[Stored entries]
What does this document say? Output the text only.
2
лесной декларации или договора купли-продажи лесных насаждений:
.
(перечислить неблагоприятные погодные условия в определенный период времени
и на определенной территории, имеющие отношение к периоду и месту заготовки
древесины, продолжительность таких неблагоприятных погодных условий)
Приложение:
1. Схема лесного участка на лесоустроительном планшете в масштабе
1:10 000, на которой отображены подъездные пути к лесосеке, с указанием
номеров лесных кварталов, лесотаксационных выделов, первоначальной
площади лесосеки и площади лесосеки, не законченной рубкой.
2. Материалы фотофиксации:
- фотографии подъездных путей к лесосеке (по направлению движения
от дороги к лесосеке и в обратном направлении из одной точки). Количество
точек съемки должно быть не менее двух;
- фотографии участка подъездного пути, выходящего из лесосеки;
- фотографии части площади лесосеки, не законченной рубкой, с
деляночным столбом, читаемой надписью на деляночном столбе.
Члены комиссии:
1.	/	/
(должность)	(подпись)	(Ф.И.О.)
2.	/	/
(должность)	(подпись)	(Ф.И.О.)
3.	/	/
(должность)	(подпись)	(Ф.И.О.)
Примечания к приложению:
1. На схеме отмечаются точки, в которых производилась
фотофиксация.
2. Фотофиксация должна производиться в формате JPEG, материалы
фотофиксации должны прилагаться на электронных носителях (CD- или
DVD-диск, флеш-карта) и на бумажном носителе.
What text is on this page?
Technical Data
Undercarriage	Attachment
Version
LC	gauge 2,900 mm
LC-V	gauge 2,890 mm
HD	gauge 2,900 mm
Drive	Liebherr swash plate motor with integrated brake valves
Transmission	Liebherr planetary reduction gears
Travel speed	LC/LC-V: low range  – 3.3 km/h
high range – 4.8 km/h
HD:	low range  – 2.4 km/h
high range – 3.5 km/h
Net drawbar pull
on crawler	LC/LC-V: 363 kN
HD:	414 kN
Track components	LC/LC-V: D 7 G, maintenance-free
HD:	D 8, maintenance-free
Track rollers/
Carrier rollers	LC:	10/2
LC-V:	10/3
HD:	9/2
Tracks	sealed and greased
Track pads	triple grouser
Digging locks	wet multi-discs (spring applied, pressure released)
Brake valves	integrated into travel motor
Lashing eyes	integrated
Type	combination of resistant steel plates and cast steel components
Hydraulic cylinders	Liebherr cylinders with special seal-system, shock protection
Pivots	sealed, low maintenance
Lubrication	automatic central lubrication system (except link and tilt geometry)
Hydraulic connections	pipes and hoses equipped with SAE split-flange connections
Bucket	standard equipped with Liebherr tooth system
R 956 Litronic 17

* _PROBLEM STATEMENT_:
Please reproduce all of the entries exactly as they stand.

* _ANSWER BELOW_:
What does this document say? Output the text only.
2
лесной декларации или договора купли-продажи лесных насаждений:
.
(перечислить неблагоприятные погодные условия в определенный период времени
и на определенной территории, имеющие отношение к периоду и месту заготовки
древесины, продолжительность таких неблагоприятных погодных условий)
Приложение:
1. Схема лесного участка на лесоустроительном планшете в масштабе
1:10 000, на которой отображены подъездные пути к лесосеке, с указанием
номеров лесных кварталов, лесотаксационных выделов, первоначальной
площади лесосеки и площади лесосеки, не законченной рубкой.
2. Материалы фотофиксации:
- фотографии подъездных путей к лесосеке (по направлению движения
от дороги к лесосеке и в обратном направлении из одной точки). Количество
точек съемки должно быть не менее двух;
- фотографии участка подъездного пути, выходящего из лесосеки;
- фотографии части площади лесосеки, не законченной рубкой, с
деляночным столбом, читаемой надписью на деляночном столбе.
Члены комиссии:
1.	/	/
(должность)	(подпись)	(Ф.И.О.)
2.	/	/
(должность)	(подпись)	(Ф.И.О.)
3.	/	/
(должность)	(подпись)	(Ф.И.О.)
Примечания к приложению:
1. На схеме отмечаются точки, в которых производилась
фотофиксация.
2. Фотофиксация должна производиться в формате JPEG, материалы
фотофиксации должны прилагаться на электронных носителях (CD- или
DVD-диск, флеш-карта) и на бумажном носителе.
What text is on this page?
Technical Data
Undercarriage	Attachment
Version
LC	gauge 2,900 mm
LC-V	gauge 2,890 mm
HD	gauge 2,900 mm
Drive	Liebherr swash plate motor with integrated brake valves
Transmission	Liebherr planetary reduction gears
Travel speed	LC/LC-V: low range  – 3.3 km/h
high range – 4.8 km/h
HD:	low range  – 2.4 km/h
high range – 3.5 km/h
Net drawbar pull
on crawler	LC/LC-V: 363 kN
HD:	414 kN
Track components	LC/LC-V: D 7 G, maintenance-free
HD:	D 8, maintenance-free
Track rollers/
Carrier rollers	LC:	10/2
LC-V:	10/3
HD:	9/2
Tracks	sealed and greased
Track pads	triple grouser
Digging locks	wet multi-discs (spring applied, pressure released)
Brake valves	integrated into travel motor
Lashing eyes	integrated
Type	combination of resistant steel plates and cast steel components
Hydraulic cylinders	Liebherr cylinders with special seal-system, shock protection
Pivots	sealed, low maintenance
Lubrication	automatic central lubrication system (except link and tilt geometry)
Hydraulic connections	pipes and hoses equipped with SAE split-flange connections
Bucket	standard equipped with Liebherr tooth system
R 956 Litronic 17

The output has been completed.